■ RECORDS FOR THIS TASK ■
= Beginning of Section =
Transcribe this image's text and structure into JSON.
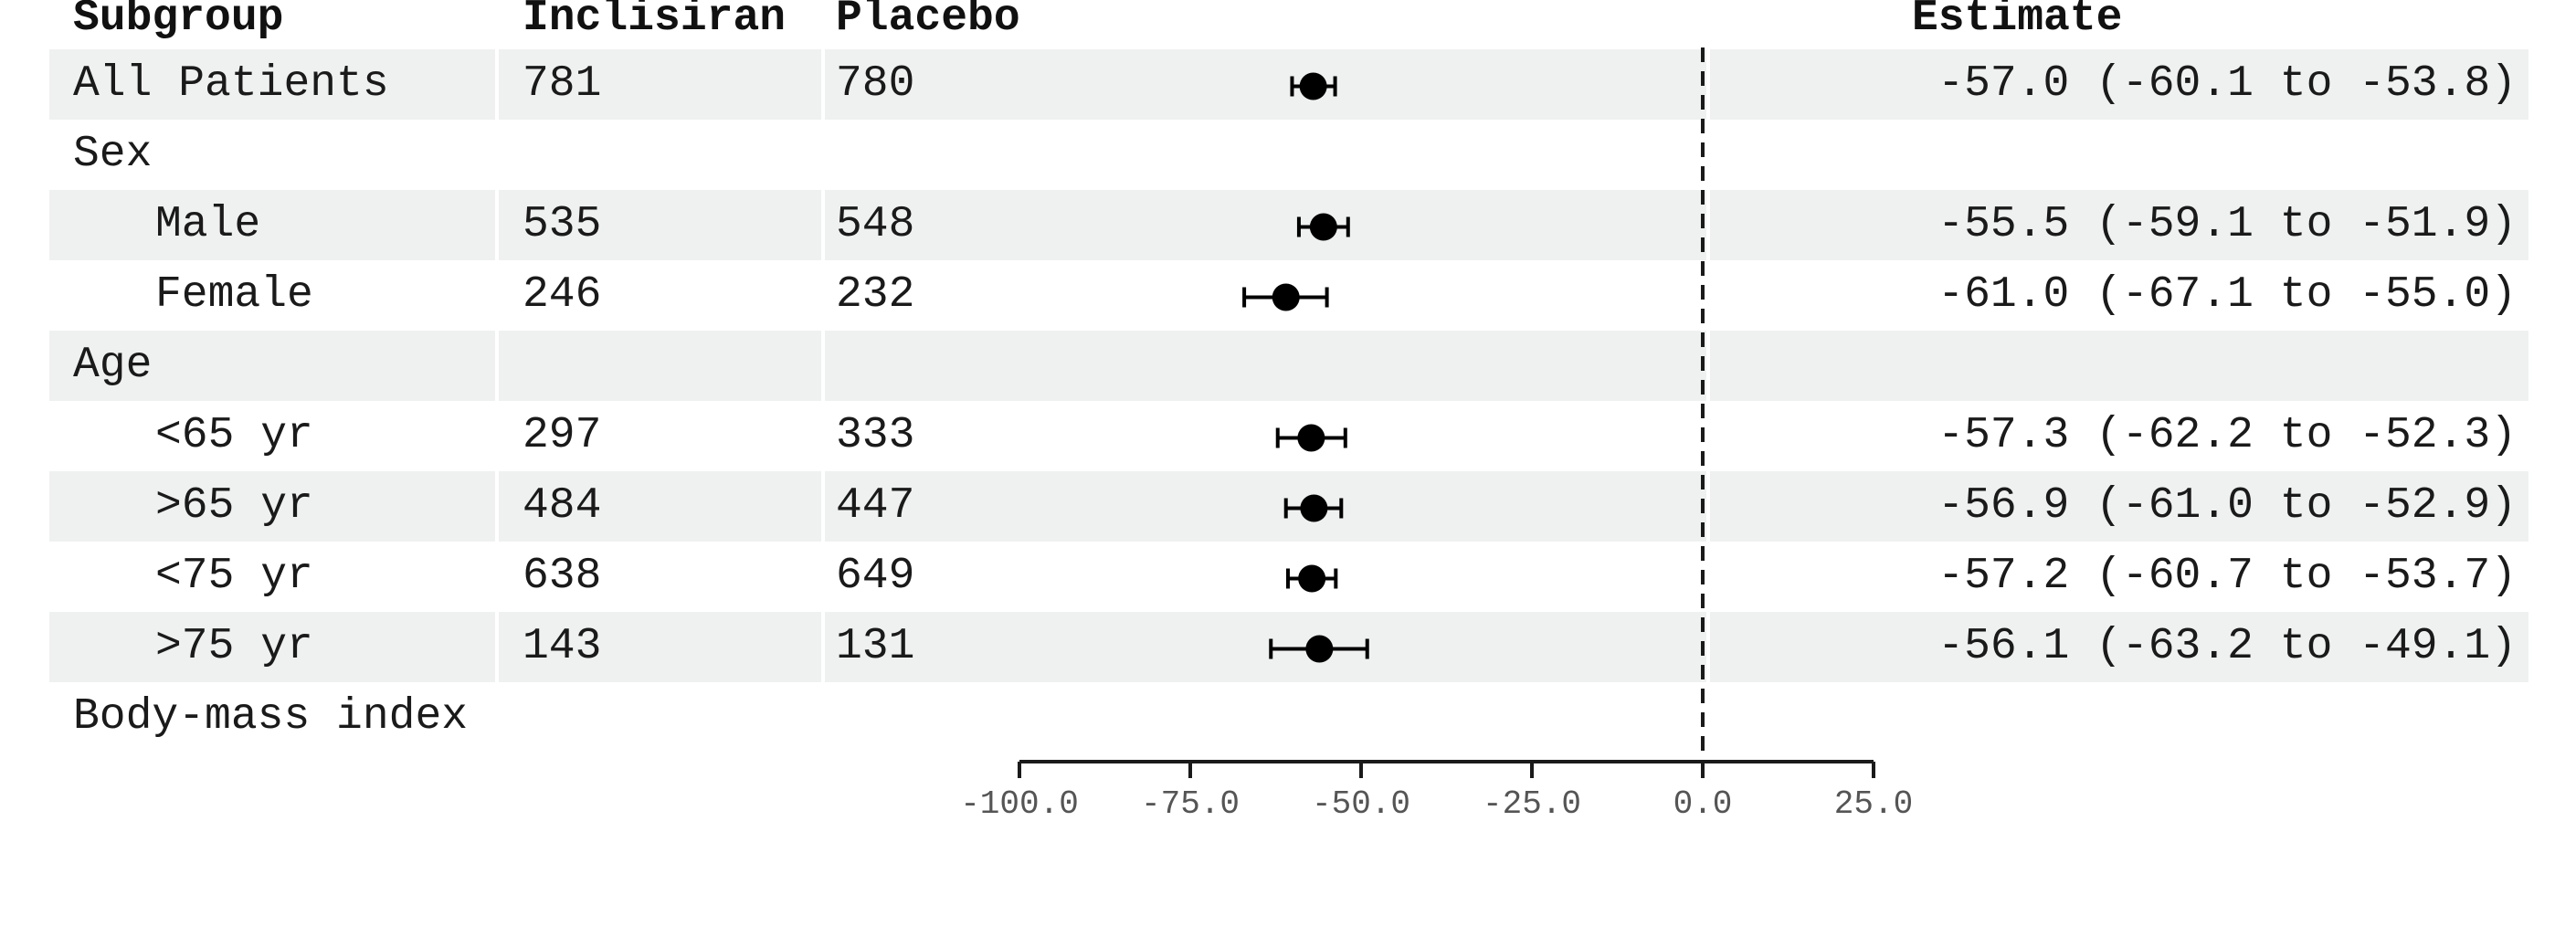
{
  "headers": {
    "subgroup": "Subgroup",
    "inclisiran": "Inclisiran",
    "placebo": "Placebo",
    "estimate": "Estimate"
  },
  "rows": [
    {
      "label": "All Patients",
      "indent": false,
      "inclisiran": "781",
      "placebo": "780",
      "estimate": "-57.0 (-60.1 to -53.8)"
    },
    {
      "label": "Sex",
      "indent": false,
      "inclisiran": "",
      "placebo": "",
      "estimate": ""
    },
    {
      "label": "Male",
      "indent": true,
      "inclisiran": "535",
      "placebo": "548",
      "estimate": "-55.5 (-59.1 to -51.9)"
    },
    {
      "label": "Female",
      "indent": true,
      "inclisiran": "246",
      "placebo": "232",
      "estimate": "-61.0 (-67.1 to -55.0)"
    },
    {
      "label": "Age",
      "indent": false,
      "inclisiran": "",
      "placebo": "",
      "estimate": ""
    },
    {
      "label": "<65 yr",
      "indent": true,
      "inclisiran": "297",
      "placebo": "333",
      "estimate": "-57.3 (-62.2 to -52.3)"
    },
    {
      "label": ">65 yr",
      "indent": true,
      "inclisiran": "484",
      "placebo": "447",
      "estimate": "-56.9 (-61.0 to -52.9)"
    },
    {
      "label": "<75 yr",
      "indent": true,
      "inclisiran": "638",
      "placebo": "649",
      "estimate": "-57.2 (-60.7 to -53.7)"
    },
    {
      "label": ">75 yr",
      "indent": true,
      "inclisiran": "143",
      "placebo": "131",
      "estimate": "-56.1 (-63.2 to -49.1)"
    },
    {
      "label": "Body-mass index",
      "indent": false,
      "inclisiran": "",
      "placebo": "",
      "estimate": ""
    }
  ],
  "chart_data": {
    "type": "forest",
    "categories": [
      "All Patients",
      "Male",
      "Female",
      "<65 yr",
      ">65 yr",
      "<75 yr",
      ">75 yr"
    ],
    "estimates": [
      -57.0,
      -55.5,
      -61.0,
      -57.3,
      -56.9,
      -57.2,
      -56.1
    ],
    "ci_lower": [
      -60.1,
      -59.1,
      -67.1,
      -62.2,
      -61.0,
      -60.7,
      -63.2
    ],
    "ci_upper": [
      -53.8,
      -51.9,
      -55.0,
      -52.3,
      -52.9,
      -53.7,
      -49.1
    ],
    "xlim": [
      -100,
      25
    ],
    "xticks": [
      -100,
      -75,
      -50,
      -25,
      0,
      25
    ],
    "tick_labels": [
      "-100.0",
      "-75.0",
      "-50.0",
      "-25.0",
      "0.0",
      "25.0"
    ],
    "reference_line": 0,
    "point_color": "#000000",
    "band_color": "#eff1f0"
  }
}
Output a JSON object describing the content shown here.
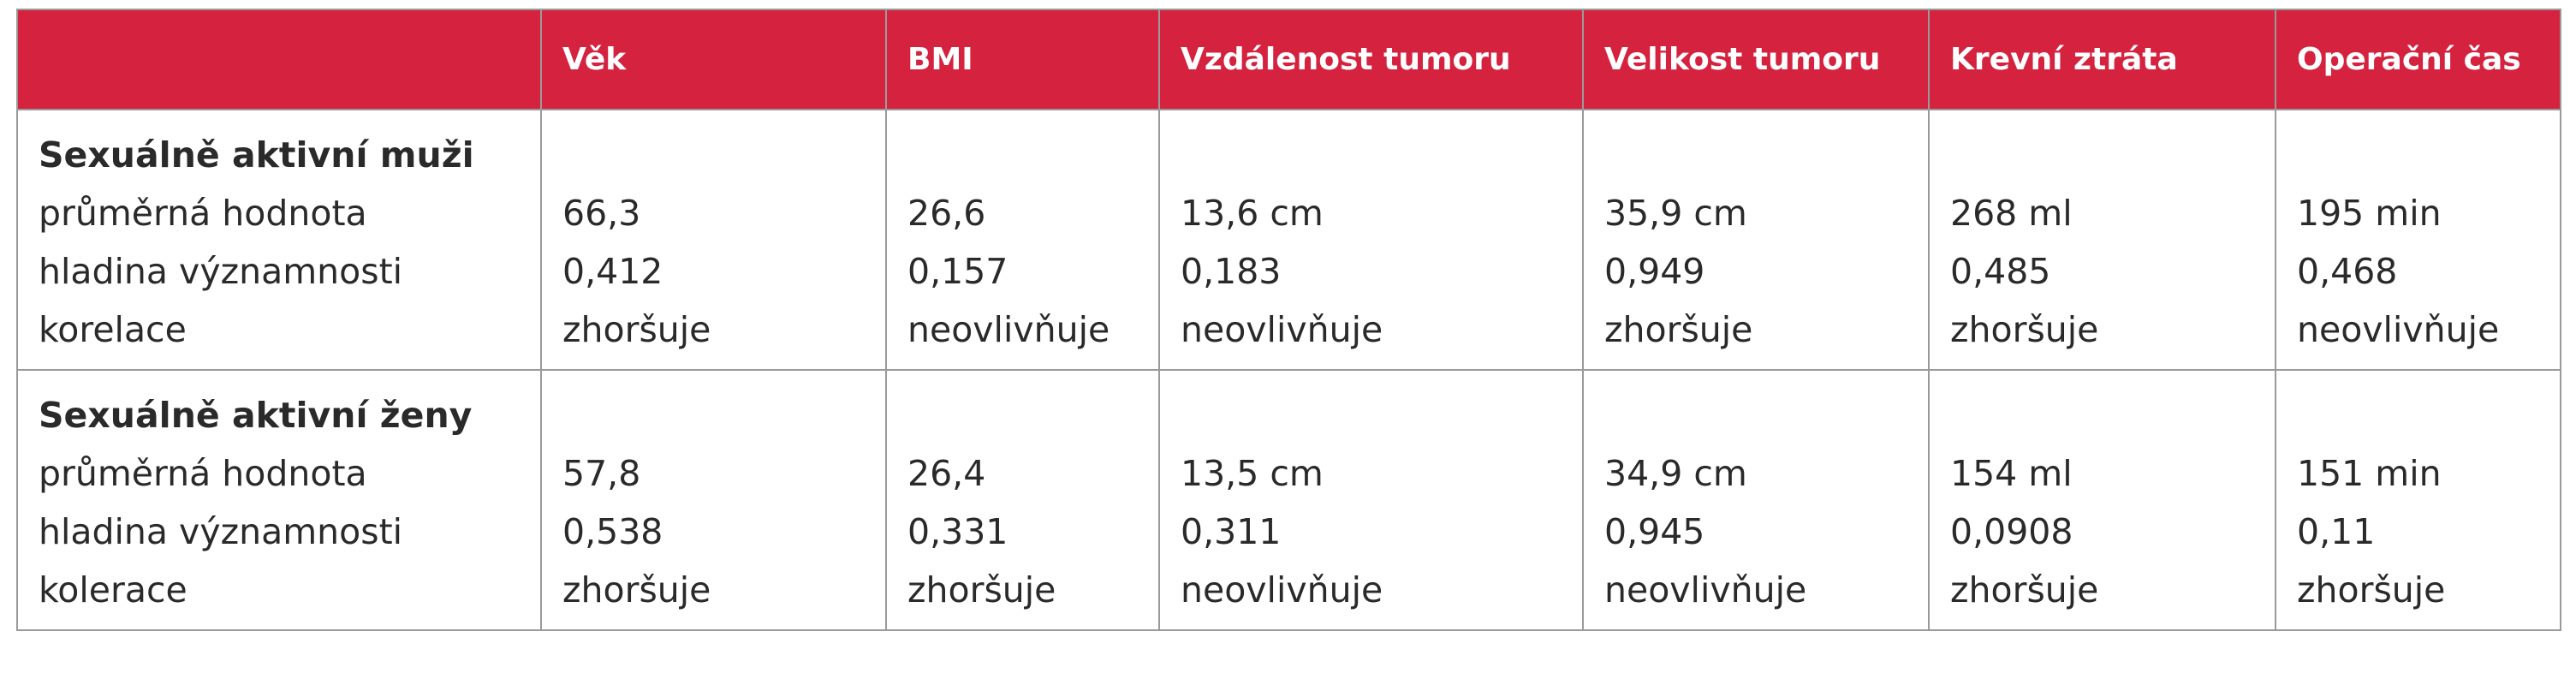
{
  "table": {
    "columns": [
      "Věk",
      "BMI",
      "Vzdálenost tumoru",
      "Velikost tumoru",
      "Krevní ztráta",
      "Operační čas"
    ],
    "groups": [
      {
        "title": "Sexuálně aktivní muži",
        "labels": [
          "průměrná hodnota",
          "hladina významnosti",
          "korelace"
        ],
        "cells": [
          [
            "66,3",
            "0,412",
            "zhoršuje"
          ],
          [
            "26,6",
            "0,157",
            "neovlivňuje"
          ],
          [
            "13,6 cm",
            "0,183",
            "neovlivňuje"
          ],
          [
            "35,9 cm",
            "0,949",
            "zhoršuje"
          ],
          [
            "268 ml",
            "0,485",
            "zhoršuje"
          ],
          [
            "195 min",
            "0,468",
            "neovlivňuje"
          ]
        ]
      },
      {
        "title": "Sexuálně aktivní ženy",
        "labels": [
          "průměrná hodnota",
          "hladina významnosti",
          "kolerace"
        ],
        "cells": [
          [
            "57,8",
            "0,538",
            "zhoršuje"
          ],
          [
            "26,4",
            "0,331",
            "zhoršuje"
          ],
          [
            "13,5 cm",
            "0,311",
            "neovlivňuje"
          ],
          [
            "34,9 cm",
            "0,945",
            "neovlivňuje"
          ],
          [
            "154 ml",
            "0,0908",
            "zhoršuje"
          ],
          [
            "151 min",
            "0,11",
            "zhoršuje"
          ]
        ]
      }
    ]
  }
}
= End of Section =
■ EXERCISE DIRECTIONS ■
Wherever the string "inclisiran" appears in a line above, copy that line.

■ SOLUTION ■
    "inclisiran": "Inclisiran",
      "inclisiran": "781",
      "inclisiran": "",
      "inclisiran": "535",
      "inclisiran": "246",
      "inclisiran": "",
      "inclisiran": "297",
      "inclisiran": "484",
      "inclisiran": "638",
      "inclisiran": "143",
      "inclisiran": "",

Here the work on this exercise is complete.